Problem to solve: Tell how many lines of the records below contain the string "Waist". Case counts, and your reply should be only the number.

Records for this task:
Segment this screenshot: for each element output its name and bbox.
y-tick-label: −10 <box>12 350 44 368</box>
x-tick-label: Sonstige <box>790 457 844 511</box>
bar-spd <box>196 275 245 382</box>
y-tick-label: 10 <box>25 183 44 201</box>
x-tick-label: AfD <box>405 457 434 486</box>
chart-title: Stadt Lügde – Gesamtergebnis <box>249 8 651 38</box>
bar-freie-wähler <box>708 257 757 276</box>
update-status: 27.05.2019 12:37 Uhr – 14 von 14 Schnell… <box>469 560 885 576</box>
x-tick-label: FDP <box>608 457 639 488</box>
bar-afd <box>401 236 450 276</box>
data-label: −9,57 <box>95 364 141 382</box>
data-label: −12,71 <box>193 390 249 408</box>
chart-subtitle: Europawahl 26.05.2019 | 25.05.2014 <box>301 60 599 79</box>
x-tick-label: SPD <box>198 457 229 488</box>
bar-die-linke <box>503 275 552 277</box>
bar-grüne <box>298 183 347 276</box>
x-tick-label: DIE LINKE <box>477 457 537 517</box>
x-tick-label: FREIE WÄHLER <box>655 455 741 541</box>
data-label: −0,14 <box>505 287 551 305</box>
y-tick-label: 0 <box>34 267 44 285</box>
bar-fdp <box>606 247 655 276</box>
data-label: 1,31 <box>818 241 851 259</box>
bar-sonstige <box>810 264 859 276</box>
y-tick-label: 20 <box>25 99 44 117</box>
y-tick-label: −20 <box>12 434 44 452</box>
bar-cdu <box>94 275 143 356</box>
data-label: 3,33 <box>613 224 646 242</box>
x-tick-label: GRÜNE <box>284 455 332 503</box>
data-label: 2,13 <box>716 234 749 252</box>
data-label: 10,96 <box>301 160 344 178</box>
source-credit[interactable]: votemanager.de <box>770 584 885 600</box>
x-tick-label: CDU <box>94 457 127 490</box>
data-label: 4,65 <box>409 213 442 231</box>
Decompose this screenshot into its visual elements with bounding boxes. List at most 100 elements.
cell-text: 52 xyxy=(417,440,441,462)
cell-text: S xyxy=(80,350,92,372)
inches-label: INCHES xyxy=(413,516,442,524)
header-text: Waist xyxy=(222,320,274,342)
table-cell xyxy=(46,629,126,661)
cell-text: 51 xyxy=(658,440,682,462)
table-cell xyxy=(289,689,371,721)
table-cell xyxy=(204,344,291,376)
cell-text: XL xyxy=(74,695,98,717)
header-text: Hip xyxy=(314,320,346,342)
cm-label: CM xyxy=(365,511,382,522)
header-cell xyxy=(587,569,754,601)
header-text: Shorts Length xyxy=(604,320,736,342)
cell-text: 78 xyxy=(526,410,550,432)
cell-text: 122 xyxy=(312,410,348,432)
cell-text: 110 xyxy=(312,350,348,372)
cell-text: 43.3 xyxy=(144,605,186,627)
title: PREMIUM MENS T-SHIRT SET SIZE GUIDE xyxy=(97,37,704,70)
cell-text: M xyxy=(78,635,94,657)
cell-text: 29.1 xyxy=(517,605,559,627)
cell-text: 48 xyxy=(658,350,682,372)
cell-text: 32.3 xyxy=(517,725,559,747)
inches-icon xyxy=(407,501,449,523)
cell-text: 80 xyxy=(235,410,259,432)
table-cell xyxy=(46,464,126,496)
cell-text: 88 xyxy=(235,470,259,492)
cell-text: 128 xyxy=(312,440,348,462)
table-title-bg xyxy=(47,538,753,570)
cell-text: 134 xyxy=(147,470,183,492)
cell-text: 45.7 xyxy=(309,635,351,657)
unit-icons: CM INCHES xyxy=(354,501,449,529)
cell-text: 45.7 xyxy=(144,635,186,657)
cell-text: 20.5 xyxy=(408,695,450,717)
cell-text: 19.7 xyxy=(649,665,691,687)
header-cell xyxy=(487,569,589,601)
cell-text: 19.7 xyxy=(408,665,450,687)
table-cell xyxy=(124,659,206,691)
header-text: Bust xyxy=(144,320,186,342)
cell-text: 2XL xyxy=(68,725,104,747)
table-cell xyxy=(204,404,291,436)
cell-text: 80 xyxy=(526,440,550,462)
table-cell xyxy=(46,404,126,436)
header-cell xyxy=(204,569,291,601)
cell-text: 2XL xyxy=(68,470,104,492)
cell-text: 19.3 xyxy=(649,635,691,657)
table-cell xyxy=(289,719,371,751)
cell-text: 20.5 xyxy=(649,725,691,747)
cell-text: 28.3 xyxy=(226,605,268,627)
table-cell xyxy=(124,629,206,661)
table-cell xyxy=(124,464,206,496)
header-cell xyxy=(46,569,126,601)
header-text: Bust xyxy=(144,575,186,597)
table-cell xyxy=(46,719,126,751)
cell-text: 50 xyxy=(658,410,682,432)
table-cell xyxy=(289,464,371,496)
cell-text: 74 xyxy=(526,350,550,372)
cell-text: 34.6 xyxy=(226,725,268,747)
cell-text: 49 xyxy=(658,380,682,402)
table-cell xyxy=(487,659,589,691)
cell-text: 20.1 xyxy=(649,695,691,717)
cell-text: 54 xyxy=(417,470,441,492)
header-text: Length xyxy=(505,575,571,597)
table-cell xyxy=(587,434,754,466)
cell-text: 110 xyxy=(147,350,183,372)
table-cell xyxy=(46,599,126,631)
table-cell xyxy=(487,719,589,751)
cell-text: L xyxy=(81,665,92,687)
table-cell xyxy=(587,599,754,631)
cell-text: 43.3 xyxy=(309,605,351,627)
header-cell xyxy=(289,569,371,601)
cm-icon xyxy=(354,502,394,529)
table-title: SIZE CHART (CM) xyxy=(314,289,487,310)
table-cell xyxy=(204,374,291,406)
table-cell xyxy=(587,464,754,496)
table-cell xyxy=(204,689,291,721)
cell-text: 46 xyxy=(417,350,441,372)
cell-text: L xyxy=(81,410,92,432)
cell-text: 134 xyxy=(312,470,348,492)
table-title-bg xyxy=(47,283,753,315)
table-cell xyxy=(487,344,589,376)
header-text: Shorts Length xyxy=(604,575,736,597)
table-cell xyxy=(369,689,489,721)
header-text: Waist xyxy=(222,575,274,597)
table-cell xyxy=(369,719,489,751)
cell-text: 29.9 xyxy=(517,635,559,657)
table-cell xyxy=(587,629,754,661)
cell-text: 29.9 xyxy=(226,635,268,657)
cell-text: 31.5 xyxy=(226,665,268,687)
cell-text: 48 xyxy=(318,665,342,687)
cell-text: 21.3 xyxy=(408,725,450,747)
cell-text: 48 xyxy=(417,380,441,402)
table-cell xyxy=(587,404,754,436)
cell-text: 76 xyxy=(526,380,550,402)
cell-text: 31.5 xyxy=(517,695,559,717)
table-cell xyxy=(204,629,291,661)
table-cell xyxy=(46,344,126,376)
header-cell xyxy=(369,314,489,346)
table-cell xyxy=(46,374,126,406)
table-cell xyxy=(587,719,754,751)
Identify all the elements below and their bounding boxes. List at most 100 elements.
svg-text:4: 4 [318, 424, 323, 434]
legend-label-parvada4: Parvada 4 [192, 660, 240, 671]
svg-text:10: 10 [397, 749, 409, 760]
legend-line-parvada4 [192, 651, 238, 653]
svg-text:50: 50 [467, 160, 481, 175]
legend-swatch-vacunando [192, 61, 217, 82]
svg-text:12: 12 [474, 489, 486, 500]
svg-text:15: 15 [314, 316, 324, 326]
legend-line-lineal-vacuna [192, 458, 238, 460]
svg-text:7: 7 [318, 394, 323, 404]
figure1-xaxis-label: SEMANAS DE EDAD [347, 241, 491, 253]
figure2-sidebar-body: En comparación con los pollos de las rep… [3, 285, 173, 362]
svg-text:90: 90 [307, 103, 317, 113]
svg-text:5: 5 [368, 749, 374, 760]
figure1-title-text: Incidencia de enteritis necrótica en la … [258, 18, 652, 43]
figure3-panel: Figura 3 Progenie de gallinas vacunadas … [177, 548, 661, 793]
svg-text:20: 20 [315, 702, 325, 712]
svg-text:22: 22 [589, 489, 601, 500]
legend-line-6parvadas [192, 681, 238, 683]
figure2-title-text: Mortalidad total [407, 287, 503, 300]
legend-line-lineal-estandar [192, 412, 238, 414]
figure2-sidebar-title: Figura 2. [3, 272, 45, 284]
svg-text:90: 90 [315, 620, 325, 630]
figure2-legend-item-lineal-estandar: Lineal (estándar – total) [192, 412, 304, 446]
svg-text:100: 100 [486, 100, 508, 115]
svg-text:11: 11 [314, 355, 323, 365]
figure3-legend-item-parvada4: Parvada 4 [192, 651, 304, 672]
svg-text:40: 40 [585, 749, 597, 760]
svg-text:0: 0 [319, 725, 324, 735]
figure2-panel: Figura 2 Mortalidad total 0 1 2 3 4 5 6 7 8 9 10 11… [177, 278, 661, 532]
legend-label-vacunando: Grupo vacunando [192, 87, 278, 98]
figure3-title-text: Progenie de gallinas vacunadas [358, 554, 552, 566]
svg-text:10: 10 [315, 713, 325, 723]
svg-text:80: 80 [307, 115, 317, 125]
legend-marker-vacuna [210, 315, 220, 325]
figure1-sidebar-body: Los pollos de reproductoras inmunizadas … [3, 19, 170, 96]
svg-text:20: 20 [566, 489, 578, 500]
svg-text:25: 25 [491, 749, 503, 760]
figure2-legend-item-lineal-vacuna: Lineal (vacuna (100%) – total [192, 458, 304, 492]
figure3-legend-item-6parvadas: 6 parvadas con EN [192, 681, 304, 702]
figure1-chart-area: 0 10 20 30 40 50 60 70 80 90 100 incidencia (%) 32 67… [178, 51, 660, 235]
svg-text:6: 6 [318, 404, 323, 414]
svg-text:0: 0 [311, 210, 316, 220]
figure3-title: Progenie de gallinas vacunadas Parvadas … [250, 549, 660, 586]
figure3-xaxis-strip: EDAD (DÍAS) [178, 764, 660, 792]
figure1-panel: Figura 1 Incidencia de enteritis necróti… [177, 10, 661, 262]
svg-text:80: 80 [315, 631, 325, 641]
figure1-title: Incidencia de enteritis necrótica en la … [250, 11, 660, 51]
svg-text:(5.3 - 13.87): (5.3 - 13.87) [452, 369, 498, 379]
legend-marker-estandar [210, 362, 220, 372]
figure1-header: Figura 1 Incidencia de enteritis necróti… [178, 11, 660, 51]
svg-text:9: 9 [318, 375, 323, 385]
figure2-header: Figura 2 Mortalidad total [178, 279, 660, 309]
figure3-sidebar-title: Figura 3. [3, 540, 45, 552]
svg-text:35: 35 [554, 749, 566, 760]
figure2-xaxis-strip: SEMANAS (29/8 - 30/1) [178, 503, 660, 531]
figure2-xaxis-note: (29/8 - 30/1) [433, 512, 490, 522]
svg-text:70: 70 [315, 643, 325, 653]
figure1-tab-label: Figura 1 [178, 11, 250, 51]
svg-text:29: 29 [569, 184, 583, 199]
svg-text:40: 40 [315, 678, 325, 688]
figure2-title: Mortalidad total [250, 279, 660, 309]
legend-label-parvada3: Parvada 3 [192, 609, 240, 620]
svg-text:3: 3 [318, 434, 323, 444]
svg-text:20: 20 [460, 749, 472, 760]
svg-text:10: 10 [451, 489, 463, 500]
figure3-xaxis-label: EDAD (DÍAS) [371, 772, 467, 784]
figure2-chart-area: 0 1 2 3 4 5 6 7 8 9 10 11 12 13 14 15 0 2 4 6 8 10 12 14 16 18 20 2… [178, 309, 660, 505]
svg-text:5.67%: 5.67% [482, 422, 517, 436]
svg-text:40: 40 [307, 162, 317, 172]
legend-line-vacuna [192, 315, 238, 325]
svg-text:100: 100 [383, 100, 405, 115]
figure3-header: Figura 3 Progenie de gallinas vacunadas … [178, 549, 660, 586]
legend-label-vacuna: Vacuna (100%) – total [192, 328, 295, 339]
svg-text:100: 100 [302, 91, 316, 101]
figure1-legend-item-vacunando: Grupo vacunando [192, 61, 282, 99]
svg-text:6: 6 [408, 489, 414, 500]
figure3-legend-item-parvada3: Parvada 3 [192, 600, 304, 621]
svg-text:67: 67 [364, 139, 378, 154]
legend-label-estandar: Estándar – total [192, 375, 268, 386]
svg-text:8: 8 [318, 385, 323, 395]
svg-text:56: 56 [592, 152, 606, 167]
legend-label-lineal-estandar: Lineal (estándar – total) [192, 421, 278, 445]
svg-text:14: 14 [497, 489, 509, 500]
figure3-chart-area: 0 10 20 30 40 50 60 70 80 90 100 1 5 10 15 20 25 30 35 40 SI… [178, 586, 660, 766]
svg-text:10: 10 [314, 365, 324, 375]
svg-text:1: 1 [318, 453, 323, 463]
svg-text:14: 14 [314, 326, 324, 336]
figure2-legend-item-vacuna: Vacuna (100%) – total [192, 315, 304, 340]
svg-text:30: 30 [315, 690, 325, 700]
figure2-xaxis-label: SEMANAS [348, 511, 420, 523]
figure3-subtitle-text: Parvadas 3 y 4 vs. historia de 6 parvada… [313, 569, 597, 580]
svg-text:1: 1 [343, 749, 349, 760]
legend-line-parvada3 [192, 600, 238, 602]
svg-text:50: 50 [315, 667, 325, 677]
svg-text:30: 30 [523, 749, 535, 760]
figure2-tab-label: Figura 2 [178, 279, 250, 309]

Task response: 2